■ Written task:
Please print all of the material below, word for word.

■ Data rows:
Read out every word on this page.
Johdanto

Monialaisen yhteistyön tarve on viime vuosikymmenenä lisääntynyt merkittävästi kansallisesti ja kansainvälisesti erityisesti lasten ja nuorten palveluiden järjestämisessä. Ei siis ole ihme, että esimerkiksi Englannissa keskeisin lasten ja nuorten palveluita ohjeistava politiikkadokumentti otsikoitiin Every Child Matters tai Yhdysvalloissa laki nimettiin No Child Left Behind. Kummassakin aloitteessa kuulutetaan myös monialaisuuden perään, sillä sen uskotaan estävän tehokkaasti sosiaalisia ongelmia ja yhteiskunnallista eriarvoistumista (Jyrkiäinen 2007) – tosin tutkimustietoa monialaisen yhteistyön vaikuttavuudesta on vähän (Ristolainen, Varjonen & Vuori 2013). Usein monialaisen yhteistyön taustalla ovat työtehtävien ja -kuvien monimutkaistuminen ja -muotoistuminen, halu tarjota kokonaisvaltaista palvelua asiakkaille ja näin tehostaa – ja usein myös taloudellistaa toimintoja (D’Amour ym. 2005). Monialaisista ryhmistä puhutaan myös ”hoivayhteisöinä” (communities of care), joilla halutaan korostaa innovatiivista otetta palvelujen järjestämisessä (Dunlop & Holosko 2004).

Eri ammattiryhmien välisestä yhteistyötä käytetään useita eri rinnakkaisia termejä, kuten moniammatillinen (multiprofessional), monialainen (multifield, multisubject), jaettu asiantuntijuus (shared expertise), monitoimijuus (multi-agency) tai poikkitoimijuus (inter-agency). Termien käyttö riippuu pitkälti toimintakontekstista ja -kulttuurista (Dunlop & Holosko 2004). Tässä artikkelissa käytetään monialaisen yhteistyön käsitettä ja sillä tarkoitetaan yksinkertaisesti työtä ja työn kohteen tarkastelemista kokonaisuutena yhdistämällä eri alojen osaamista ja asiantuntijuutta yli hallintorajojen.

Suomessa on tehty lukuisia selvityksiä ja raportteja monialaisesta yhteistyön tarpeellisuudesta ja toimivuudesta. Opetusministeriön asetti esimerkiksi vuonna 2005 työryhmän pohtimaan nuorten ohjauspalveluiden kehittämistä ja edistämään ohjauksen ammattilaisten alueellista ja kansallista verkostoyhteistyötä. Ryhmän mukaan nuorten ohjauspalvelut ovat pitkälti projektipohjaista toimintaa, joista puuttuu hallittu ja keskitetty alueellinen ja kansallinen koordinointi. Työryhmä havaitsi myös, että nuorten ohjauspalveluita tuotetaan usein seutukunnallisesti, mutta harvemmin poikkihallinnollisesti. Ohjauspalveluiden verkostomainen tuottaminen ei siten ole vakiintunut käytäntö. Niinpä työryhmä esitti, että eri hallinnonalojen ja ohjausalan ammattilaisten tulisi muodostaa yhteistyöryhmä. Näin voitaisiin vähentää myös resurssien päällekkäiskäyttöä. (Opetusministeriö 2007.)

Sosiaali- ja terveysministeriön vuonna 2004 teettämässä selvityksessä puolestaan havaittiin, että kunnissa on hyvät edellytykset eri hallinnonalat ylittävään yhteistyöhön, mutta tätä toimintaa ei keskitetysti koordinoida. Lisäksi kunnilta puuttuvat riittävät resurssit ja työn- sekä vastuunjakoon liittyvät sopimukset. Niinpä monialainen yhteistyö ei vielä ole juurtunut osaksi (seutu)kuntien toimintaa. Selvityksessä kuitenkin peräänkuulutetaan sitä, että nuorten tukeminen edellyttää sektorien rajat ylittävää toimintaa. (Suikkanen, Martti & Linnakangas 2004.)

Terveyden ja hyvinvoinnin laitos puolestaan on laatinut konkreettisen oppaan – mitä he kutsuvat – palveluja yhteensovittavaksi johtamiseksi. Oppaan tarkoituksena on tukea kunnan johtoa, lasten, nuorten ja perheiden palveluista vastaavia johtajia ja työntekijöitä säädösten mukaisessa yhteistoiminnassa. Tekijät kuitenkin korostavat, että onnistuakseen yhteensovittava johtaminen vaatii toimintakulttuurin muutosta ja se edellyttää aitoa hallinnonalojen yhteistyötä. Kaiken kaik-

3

■ Output:
Read out every word on this page.
Johdanto

Monialaisen yhteistyön tarve on viime vuosikymmenenä lisääntynyt merkittävästi kansallisesti ja kansainvälisesti erityisesti lasten ja nuorten palveluiden järjestämisessä. Ei siis ole ihme, että esimerkiksi Englannissa keskeisin lasten ja nuorten palveluita ohjeistava politiikkadokumentti otsikoitiin Every Child Matters tai Yhdysvalloissa laki nimettiin No Child Left Behind. Kummassakin aloitteessa kuulutetaan myös monialaisuuden perään, sillä sen uskotaan estävän tehokkaasti sosiaalisia ongelmia ja yhteiskunnallista eriarvoistumista (Jyrkiäinen 2007) – tosin tutkimustietoa monialaisen yhteistyön vaikuttavuudesta on vähän (Ristolainen, Varjonen & Vuori 2013). Usein monialaisen yhteistyön taustalla ovat työtehtävien ja -kuvien monimutkaistuminen ja -muotoistuminen, halu tarjota kokonaisvaltaista palvelua asiakkaille ja näin tehostaa – ja usein myös taloudellistaa toimintoja (D’Amour ym. 2005). Monialaisista ryhmistä puhutaan myös ”hoivayhteisöinä” (communities of care), joilla halutaan korostaa innovatiivista otetta palvelujen järjestämisessä (Dunlop & Holosko 2004).

Eri ammattiryhmien välisestä yhteistyötä käytetään useita eri rinnakkaisia termejä, kuten moniammatillinen (multiprofessional), monialainen (multifield, multisubject), jaettu asiantuntijuus (shared expertise), monitoimijuus (multi-agency) tai poikkitoimijuus (inter-agency). Termien käyttö riippuu pitkälti toimintakontekstista ja -kulttuurista (Dunlop & Holosko 2004). Tässä artikkelissa käytetään monialaisen yhteistyön käsitettä ja sillä tarkoitetaan yksinkertaisesti työtä ja työn kohteen tarkastelemista kokonaisuutena yhdistämällä eri alojen osaamista ja asiantuntijuutta yli hallintorajojen.

Suomessa on tehty lukuisia selvityksiä ja raportteja monialaisesta yhteistyön tarpeellisuudesta ja toimivuudesta. Opetusministeriön asetti esimerkiksi vuonna 2005 työryhmän pohtimaan nuorten ohjauspalveluiden kehittämistä ja edistämään ohjauksen ammattilaisten alueellista ja kansallista verkostoyhteistyötä. Ryhmän mukaan nuorten ohjauspalvelut ovat pitkälti projektipohjaista toimintaa, joista puuttuu hallittu ja keskitetty alueellinen ja kansallinen koordinointi. Työryhmä havaitsi myös, että nuorten ohjauspalveluita tuotetaan usein seutukunnallisesti, mutta harvemmin poikkihallinnollisesti. Ohjauspalveluiden verkostomainen tuottaminen ei siten ole vakiintunut käytäntö. Niinpä työryhmä esitti, että eri hallinnonalojen ja ohjausalan ammattilaisten tulisi muodostaa yhteistyöryhmä. Näin voitaisiin vähentää myös resurssien päällekkäiskäyttöä. (Opetusministeriö 2007.)

Sosiaali- ja terveysministeriön vuonna 2004 teettämässä selvityksessä puolestaan havaittiin, että kunnissa on hyvät edellytykset eri hallinnonalat ylittävään yhteistyöhön, mutta tätä toimintaa ei keskitetysti koordinoida. Lisäksi kunnilta puuttuvat riittävät resurssit ja työn- sekä vastuunjakoon liittyvät sopimukset. Niinpä monialainen yhteistyö ei vielä ole juurtunut osaksi (seutu)kuntien toimintaa. Selvityksessä kuitenkin peräänkuulutetaan sitä, että nuorten tukeminen edellyttää sektorien rajat ylittävää toimintaa. (Suikkanen, Martti & Linnakangas 2004.)

Terveyden ja hyvinvoinnin laitos puolestaan on laatinut konkreettisen oppaan – mitä he kutsuvat – palveluja yhteensovittavaksi johtamiseksi. Oppaan tarkoituksena on tukea kunnan johtoa, lasten, nuorten ja perheiden palveluista vastaavia johtajia ja työntekijöitä säädösten mukaisessa yhteistoiminnassa. Tekijät kuitenkin korostavat, että onnistuakseen yhteensovittava johtaminen vaatii toimintakulttuurin muutosta ja se edellyttää aitoa hallinnonalojen yhteistyötä. Kaiken kaik-

3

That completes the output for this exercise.